Data shown
## start

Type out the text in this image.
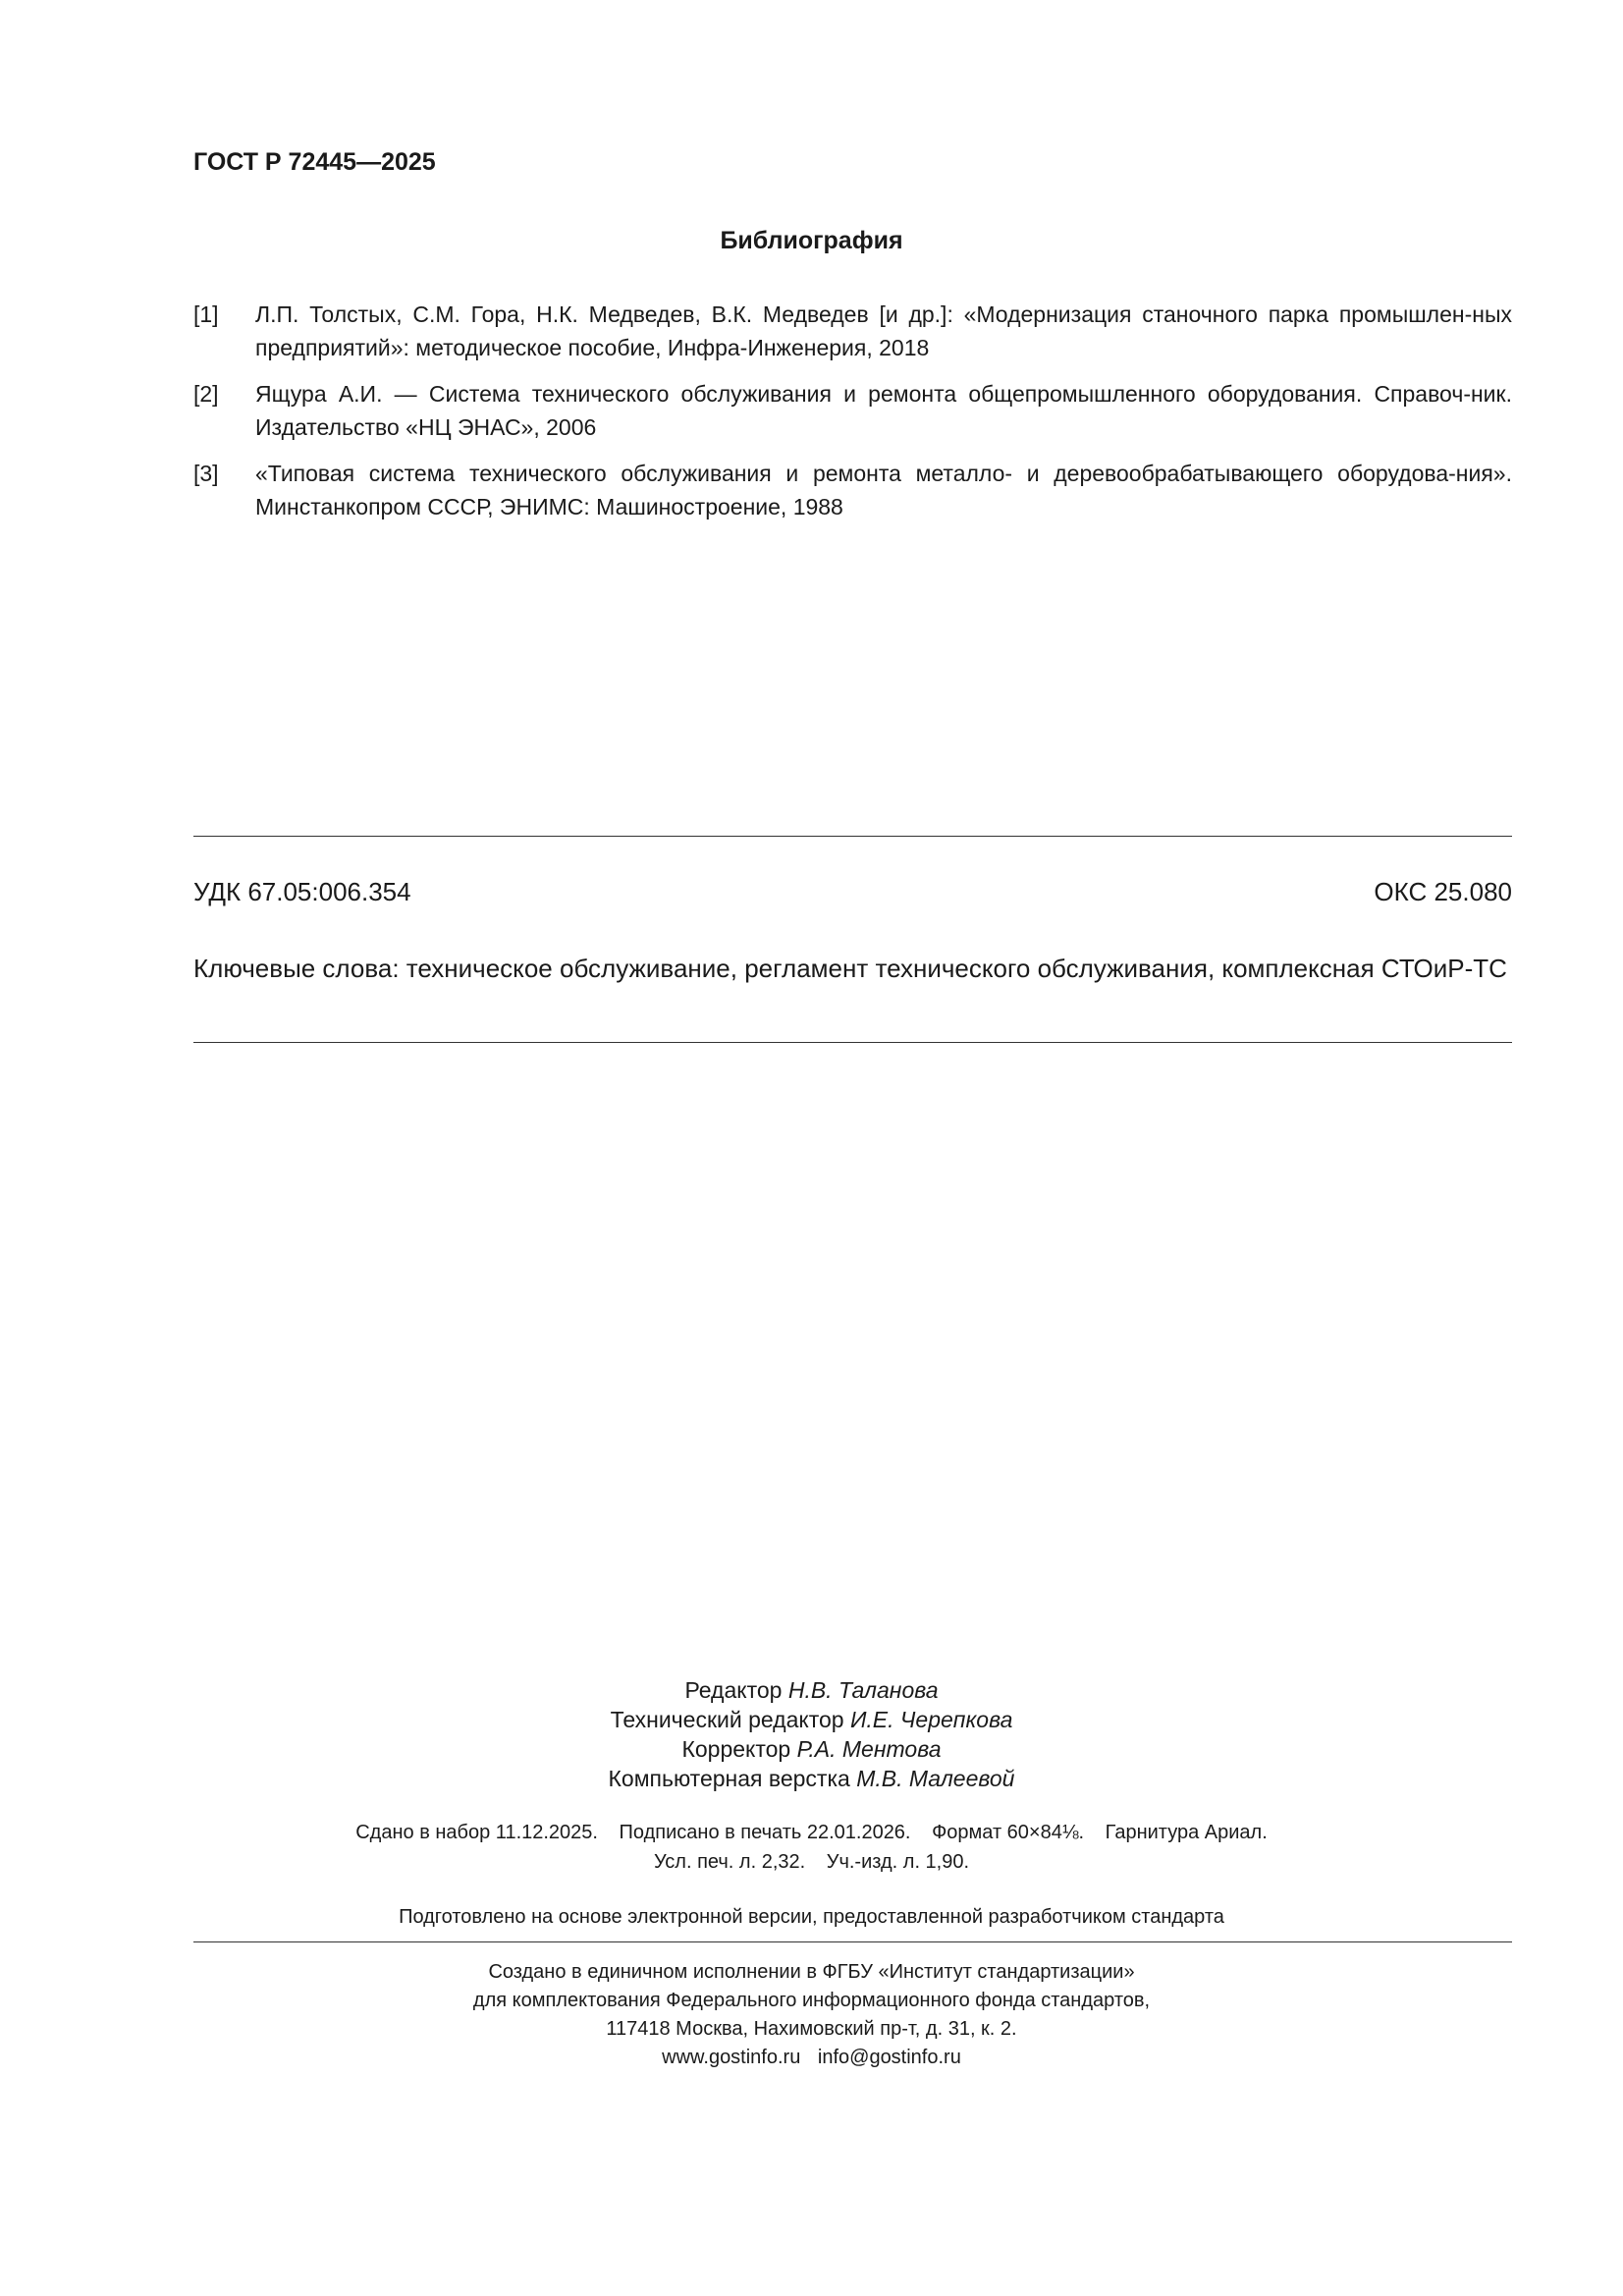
ГОСТ Р 72445—2025
Библиография
[1] Л.П. Толстых, С.М. Гора, Н.К. Медведев, В.К. Медведев [и др.]: «Модернизация станочного парка промышлен-ных предприятий»: методическое пособие, Инфра-Инженерия, 2018
[2] Ящура А.И. — Система технического обслуживания и ремонта общепромышленного оборудования. Справоч-ник. Издательство «НЦ ЭНАС», 2006
[3] «Типовая система технического обслуживания и ремонта металло- и деревообрабатывающего оборудова-ния». Минстанкопром СССР, ЭНИМС: Машиностроение, 1988
УДК 67.05:006.354	ОКС 25.080
Ключевые слова: техническое обслуживание, регламент технического обслуживания, комплексная СТОиР-ТС
Редактор Н.В. Таланова
Технический редактор И.Е. Черепкова
Корректор Р.А. Ментова
Компьютерная верстка М.В. Малеевой
Сдано в набор 11.12.2025. Подписано в печать 22.01.2026. Формат 60×84⅛. Гарнитура Ариал.
Усл. печ. л. 2,32. Уч.-изд. л. 1,90.
Подготовлено на основе электронной версии, предоставленной разработчиком стандарта
Создано в единичном исполнении в ФГБУ «Институт стандартизации»
для комплектования Федерального информационного фонда стандартов,
117418 Москва, Нахимовский пр-т, д. 31, к. 2.
www.gostinfo.ru info@gostinfo.ru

## end

Exercise aim
Each entry gets copied exactly; the pictures stay out.

The completed task
Type out the text in this image.
ГОСТ Р 72445—2025
Библиография
[1] Л.П. Толстых, С.М. Гора, Н.К. Медведев, В.К. Медведев [и др.]: «Модернизация станочного парка промышлен-ных предприятий»: методическое пособие, Инфра-Инженерия, 2018
[2] Ящура А.И. — Система технического обслуживания и ремонта общепромышленного оборудования. Справоч-ник. Издательство «НЦ ЭНАС», 2006
[3] «Типовая система технического обслуживания и ремонта металло- и деревообрабатывающего оборудова-ния». Минстанкопром СССР, ЭНИМС: Машиностроение, 1988
УДК 67.05:006.354	ОКС 25.080
Ключевые слова: техническое обслуживание, регламент технического обслуживания, комплексная СТОиР-ТС
Редактор Н.В. Таланова
Технический редактор И.Е. Черепкова
Корректор Р.А. Ментова
Компьютерная верстка М.В. Малеевой
Сдано в набор 11.12.2025. Подписано в печать 22.01.2026. Формат 60×84⅛. Гарнитура Ариал.
Усл. печ. л. 2,32. Уч.-изд. л. 1,90.
Подготовлено на основе электронной версии, предоставленной разработчиком стандарта
Создано в единичном исполнении в ФГБУ «Институт стандартизации»
для комплектования Федерального информационного фонда стандартов,
117418 Москва, Нахимовский пр-т, д. 31, к. 2.
www.gostinfo.ru info@gostinfo.ru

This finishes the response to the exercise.